___ DATA PROVIDED

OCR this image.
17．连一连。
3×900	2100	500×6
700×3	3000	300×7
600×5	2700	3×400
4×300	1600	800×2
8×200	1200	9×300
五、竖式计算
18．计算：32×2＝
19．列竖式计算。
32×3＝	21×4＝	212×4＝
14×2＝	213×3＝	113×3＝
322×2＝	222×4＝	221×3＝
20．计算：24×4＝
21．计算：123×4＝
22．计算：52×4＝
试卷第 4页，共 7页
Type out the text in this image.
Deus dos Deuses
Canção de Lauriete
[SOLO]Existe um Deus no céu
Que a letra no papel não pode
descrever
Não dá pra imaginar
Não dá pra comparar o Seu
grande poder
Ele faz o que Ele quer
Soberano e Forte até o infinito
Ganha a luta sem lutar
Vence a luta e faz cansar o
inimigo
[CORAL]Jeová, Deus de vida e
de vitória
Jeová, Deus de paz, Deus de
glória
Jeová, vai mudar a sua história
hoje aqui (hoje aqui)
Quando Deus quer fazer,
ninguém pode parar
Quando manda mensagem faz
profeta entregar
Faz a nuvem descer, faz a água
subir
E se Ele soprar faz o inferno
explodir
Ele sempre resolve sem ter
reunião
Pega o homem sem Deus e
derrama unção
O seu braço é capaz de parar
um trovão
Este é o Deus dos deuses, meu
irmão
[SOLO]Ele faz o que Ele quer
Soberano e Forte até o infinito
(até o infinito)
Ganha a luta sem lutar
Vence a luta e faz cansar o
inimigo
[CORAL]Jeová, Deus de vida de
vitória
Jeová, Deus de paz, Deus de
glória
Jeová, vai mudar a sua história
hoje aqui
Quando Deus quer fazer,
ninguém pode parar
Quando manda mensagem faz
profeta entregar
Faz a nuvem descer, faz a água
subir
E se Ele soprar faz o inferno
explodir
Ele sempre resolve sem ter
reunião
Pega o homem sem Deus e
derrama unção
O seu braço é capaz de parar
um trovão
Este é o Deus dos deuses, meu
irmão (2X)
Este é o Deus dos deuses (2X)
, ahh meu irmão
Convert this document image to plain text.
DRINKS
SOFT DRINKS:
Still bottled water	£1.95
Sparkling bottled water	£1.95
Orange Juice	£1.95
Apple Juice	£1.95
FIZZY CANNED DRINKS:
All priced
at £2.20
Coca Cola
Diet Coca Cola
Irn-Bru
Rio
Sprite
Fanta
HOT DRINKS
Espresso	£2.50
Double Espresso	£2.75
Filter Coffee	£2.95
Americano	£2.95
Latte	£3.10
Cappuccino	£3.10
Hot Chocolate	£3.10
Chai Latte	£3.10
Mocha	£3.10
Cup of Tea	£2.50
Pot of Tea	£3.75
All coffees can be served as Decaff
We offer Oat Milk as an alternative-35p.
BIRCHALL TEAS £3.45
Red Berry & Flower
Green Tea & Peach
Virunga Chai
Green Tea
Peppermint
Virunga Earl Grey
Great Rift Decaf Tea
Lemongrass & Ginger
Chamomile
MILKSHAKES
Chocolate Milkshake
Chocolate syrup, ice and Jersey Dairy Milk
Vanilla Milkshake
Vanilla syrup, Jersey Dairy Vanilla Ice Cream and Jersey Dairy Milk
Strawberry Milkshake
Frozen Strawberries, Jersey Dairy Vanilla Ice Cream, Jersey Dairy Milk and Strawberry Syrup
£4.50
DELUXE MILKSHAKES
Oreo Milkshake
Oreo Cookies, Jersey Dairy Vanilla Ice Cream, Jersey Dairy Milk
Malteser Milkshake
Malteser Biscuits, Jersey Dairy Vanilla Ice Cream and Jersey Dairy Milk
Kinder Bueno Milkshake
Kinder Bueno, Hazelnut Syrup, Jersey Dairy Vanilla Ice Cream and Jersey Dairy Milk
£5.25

______

◆ DIRECTIONS: Determine the number of lines in the listing that contain the string "quer". Write that number and nothing else.

◆ EXERCISE SOLUTION: 4